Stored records
┌────────

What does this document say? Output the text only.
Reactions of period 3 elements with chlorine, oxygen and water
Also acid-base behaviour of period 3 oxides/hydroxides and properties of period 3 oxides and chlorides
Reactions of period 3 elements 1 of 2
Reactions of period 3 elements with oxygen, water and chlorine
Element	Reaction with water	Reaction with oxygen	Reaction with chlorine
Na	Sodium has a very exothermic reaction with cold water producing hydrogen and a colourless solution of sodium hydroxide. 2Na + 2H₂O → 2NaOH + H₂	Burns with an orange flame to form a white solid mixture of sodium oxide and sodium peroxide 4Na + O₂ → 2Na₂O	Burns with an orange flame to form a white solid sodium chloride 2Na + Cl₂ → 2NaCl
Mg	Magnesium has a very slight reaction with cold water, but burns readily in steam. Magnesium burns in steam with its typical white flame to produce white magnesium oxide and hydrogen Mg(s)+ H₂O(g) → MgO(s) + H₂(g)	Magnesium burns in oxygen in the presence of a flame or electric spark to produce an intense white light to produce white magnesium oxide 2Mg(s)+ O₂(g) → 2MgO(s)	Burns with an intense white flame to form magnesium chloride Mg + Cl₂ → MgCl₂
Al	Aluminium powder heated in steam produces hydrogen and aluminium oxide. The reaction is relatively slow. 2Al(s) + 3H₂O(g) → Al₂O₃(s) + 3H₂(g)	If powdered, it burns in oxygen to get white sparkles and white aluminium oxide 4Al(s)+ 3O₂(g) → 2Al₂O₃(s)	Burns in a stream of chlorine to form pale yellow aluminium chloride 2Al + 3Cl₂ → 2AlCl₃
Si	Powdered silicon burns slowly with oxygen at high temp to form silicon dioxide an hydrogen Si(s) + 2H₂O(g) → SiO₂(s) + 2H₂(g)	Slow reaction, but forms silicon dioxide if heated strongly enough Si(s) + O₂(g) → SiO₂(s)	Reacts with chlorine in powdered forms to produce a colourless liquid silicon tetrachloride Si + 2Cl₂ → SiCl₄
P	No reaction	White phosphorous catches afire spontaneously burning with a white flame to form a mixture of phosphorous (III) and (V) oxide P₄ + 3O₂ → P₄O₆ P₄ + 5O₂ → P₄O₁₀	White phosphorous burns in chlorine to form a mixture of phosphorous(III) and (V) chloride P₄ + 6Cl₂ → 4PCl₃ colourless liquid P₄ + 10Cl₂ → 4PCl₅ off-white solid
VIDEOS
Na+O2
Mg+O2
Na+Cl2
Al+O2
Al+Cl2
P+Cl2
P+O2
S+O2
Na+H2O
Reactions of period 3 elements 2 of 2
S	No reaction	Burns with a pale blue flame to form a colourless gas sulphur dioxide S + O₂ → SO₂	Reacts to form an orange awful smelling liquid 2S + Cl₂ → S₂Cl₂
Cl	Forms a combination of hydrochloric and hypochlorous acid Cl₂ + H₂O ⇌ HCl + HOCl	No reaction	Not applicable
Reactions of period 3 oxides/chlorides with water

└────────

**Short exercise:** Go through the records and show every line with the string "solid" in it.

**Final result:**
Na	Sodium has a very exothermic reaction with cold water producing hydrogen and a colourless solution of sodium hydroxide. 2Na + 2H₂O → 2NaOH + H₂	Burns with an orange flame to form a white solid mixture of sodium oxide and sodium peroxide 4Na + O₂ → 2Na₂O	Burns with an orange flame to form a white solid sodium chloride 2Na + Cl₂ → 2NaCl
P	No reaction	White phosphorous catches afire spontaneously burning with a white flame to form a mixture of phosphorous (III) and (V) oxide P₄ + 3O₂ → P₄O₆ P₄ + 5O₂ → P₄O₁₀	White phosphorous burns in chlorine to form a mixture of phosphorous(III) and (V) chloride P₄ + 6Cl₂ → 4PCl₃ colourless liquid P₄ + 10Cl₂ → 4PCl₅ off-white solid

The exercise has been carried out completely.